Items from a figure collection
....

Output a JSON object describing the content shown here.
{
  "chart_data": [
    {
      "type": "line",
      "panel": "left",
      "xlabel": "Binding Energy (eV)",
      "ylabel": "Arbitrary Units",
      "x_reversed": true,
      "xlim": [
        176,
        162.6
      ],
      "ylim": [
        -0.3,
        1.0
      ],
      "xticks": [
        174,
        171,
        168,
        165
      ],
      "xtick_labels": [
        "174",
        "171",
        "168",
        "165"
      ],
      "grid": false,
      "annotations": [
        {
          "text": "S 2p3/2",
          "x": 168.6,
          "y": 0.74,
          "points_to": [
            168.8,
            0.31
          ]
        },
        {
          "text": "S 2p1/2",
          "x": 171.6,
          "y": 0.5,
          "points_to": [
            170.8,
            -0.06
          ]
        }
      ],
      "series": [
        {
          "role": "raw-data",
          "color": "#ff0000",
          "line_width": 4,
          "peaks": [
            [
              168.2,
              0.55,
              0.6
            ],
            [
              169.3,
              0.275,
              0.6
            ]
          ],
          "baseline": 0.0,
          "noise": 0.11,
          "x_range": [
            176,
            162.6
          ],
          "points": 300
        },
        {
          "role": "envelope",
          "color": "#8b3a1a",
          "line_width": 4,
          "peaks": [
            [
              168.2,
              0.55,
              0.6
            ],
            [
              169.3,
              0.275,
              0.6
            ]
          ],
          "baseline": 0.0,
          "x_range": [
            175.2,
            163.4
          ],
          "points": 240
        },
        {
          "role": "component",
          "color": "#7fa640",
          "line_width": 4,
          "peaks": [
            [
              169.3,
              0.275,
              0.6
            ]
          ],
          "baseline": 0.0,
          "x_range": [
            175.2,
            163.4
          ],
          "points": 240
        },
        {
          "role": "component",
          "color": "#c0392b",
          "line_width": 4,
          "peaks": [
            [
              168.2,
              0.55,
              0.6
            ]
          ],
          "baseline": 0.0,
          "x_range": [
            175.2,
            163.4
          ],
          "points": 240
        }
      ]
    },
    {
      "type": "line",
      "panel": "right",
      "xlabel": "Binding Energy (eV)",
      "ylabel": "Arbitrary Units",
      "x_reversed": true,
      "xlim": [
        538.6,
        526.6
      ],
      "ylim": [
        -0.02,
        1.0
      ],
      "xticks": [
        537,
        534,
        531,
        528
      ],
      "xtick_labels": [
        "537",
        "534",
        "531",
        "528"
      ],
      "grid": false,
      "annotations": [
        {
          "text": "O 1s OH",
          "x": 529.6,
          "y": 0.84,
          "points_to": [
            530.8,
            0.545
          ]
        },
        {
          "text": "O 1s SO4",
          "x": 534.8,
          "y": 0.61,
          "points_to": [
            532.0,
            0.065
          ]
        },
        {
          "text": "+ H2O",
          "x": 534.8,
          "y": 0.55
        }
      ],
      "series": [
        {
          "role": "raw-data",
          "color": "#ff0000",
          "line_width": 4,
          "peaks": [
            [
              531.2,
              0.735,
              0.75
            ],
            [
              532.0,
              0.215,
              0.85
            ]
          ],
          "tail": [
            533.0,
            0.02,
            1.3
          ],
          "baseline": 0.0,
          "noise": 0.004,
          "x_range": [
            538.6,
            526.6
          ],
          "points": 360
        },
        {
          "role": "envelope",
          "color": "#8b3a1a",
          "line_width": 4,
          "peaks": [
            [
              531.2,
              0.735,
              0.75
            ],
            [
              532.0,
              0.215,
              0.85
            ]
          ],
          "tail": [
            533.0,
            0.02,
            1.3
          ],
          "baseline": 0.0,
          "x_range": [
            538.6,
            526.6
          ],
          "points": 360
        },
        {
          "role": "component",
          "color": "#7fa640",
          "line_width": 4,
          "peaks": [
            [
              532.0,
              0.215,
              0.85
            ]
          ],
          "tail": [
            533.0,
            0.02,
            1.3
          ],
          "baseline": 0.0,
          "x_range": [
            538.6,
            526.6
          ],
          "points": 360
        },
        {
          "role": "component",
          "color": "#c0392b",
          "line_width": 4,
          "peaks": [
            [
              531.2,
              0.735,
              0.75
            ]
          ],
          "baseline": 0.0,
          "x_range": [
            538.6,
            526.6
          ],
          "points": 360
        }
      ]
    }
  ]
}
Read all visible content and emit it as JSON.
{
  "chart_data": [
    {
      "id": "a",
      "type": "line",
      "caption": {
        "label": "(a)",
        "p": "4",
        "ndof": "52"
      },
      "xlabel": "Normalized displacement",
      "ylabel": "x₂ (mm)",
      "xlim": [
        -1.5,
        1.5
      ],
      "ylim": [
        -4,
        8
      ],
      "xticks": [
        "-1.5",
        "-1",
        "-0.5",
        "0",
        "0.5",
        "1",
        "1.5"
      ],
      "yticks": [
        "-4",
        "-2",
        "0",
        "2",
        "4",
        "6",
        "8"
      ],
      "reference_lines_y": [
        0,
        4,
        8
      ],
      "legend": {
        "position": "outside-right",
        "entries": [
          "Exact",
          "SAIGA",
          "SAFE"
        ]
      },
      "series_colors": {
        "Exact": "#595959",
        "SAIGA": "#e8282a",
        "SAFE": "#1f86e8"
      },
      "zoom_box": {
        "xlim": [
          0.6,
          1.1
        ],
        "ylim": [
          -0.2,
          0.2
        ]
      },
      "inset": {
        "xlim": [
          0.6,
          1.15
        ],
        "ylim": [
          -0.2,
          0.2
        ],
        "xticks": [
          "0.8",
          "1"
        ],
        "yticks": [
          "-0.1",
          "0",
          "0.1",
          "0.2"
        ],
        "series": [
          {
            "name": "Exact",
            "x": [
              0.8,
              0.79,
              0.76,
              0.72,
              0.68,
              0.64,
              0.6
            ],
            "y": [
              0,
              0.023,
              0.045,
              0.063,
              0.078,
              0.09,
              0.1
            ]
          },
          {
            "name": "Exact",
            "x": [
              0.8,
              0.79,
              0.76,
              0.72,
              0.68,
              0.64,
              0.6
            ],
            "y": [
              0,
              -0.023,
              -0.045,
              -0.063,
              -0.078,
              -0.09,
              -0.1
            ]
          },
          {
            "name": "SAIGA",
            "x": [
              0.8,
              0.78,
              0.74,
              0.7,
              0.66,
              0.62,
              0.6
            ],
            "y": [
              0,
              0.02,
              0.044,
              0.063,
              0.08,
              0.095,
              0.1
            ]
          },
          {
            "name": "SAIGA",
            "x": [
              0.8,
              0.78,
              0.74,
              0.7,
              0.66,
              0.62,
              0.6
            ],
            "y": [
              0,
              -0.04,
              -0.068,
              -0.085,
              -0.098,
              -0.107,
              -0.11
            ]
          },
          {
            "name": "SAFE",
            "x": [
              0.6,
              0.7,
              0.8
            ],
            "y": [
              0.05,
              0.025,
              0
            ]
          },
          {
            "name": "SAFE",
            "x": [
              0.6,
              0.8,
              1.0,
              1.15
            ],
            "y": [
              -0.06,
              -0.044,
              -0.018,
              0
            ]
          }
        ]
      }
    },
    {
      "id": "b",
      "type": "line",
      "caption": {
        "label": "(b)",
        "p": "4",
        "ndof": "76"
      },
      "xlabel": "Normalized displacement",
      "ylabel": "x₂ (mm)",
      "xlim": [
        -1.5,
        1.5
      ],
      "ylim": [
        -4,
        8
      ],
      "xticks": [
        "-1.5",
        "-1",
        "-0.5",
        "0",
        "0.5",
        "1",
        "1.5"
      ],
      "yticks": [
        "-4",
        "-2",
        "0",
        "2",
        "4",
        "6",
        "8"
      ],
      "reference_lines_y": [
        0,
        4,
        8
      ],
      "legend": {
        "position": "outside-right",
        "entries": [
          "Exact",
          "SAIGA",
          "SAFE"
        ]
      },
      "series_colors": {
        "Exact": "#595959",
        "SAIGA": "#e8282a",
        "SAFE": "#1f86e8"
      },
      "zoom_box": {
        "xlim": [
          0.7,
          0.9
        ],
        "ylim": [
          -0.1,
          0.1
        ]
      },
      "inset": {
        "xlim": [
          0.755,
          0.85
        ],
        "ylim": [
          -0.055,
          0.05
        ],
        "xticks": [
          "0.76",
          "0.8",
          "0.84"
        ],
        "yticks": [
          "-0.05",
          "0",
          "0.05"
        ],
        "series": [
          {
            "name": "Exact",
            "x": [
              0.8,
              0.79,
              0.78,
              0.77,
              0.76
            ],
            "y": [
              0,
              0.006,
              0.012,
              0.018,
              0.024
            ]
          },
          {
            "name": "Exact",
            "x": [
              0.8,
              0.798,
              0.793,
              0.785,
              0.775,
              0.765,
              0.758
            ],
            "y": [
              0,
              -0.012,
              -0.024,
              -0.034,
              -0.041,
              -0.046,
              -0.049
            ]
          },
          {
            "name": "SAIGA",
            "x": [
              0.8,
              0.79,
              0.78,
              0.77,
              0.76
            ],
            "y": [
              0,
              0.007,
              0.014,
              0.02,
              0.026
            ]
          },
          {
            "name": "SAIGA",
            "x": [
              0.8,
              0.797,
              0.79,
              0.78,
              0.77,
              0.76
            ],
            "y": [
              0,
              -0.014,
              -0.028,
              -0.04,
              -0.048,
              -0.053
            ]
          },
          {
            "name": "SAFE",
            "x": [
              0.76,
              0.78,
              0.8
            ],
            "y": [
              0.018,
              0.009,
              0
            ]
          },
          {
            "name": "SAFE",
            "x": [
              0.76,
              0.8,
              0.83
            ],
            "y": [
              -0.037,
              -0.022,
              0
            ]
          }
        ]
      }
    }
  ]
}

....

# WHAT YOU ARE ASKED TO DO:
Scan the records above, count the lines with "text" in them, and give only the number.

# TASK OUTPUT:
5